> [The exercise]:
Copy each line below in which the word "basting" occurs.

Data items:

--------------------------------

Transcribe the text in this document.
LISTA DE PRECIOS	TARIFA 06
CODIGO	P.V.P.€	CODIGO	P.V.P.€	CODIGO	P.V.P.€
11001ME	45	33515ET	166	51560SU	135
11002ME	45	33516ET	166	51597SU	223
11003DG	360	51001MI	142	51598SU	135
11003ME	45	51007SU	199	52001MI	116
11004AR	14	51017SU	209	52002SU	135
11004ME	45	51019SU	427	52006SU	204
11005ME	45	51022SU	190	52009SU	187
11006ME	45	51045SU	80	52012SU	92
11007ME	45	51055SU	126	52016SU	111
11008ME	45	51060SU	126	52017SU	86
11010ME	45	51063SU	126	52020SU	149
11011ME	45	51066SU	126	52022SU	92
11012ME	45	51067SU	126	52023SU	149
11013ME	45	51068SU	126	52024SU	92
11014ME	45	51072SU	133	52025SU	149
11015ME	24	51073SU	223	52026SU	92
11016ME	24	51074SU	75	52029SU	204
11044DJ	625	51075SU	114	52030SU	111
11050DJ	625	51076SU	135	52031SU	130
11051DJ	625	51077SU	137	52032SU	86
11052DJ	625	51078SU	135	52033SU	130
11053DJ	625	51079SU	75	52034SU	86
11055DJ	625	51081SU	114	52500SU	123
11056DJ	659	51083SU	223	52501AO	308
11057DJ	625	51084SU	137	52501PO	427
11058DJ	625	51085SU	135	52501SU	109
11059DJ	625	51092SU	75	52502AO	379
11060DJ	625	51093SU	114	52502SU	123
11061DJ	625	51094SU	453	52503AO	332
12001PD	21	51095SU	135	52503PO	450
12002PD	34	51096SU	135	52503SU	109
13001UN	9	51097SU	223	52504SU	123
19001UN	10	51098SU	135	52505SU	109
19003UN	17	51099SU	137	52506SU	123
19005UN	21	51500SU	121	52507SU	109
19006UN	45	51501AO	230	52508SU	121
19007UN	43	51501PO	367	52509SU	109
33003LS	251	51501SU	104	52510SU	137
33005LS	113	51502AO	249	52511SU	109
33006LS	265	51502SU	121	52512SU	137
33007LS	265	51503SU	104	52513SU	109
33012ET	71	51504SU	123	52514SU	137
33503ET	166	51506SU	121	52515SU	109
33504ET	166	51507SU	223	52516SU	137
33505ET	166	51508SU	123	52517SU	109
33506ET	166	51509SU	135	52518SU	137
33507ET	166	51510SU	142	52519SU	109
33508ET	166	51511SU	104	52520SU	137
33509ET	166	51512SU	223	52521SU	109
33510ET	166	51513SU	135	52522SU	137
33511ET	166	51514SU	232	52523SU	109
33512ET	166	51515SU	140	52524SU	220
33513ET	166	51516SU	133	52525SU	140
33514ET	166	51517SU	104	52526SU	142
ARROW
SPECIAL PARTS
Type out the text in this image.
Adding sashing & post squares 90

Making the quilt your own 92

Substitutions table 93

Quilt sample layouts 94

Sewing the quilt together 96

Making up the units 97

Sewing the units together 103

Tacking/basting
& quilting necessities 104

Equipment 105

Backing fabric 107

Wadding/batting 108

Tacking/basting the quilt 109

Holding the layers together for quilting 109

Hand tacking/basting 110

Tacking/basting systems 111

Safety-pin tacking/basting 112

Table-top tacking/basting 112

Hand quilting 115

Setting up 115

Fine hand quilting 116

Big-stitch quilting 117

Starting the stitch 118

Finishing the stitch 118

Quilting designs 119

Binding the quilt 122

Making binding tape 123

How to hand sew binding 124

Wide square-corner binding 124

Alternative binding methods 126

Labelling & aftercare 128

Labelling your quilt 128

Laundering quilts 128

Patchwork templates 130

--------------------------------

> [Solution]:
Tacking/basting
Tacking/basting the quilt 109
Hand tacking/basting 110
Tacking/basting systems 111
Safety-pin tacking/basting 112
Table-top tacking/basting 112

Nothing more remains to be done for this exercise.